TASK DETAILS:
Output the material below in full, exactly as it is.

════════════════════

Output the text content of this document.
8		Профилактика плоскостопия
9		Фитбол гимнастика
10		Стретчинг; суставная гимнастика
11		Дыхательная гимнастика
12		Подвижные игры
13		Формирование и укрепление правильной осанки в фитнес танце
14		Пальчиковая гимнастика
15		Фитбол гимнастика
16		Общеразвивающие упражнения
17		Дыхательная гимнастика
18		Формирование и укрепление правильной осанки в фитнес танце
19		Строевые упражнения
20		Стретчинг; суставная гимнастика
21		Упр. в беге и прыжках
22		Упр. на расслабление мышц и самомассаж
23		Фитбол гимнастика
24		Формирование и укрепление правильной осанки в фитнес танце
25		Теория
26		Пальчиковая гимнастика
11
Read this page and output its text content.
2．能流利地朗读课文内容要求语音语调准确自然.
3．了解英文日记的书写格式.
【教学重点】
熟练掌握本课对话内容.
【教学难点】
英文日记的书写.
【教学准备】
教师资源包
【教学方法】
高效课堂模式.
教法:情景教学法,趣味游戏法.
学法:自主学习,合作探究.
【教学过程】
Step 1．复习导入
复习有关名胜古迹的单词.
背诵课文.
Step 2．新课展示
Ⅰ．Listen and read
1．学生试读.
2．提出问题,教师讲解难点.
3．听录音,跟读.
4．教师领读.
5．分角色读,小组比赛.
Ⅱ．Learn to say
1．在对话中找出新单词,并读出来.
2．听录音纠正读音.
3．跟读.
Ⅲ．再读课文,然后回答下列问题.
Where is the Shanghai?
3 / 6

════════════════════

ANSWER TO THIS EXERCISE:
Output the text content of this document.
8		Профилактика плоскостопия
9		Фитбол гимнастика
10		Стретчинг; суставная гимнастика
11		Дыхательная гимнастика
12		Подвижные игры
13		Формирование и укрепление правильной осанки в фитнес танце
14		Пальчиковая гимнастика
15		Фитбол гимнастика
16		Общеразвивающие упражнения
17		Дыхательная гимнастика
18		Формирование и укрепление правильной осанки в фитнес танце
19		Строевые упражнения
20		Стретчинг; суставная гимнастика
21		Упр. в беге и прыжках
22		Упр. на расслабление мышц и самомассаж
23		Фитбол гимнастика
24		Формирование и укрепление правильной осанки в фитнес танце
25		Теория
26		Пальчиковая гимнастика
11
Read this page and output its text content.
2．能流利地朗读课文内容要求语音语调准确自然.
3．了解英文日记的书写格式.
【教学重点】
熟练掌握本课对话内容.
【教学难点】
英文日记的书写.
【教学准备】
教师资源包
【教学方法】
高效课堂模式.
教法:情景教学法,趣味游戏法.
学法:自主学习,合作探究.
【教学过程】
Step 1．复习导入
复习有关名胜古迹的单词.
背诵课文.
Step 2．新课展示
Ⅰ．Listen and read
1．学生试读.
2．提出问题,教师讲解难点.
3．听录音,跟读.
4．教师领读.
5．分角色读,小组比赛.
Ⅱ．Learn to say
1．在对话中找出新单词,并读出来.
2．听录音纠正读音.
3．跟读.
Ⅲ．再读课文,然后回答下列问题.
Where is the Shanghai?
3 / 6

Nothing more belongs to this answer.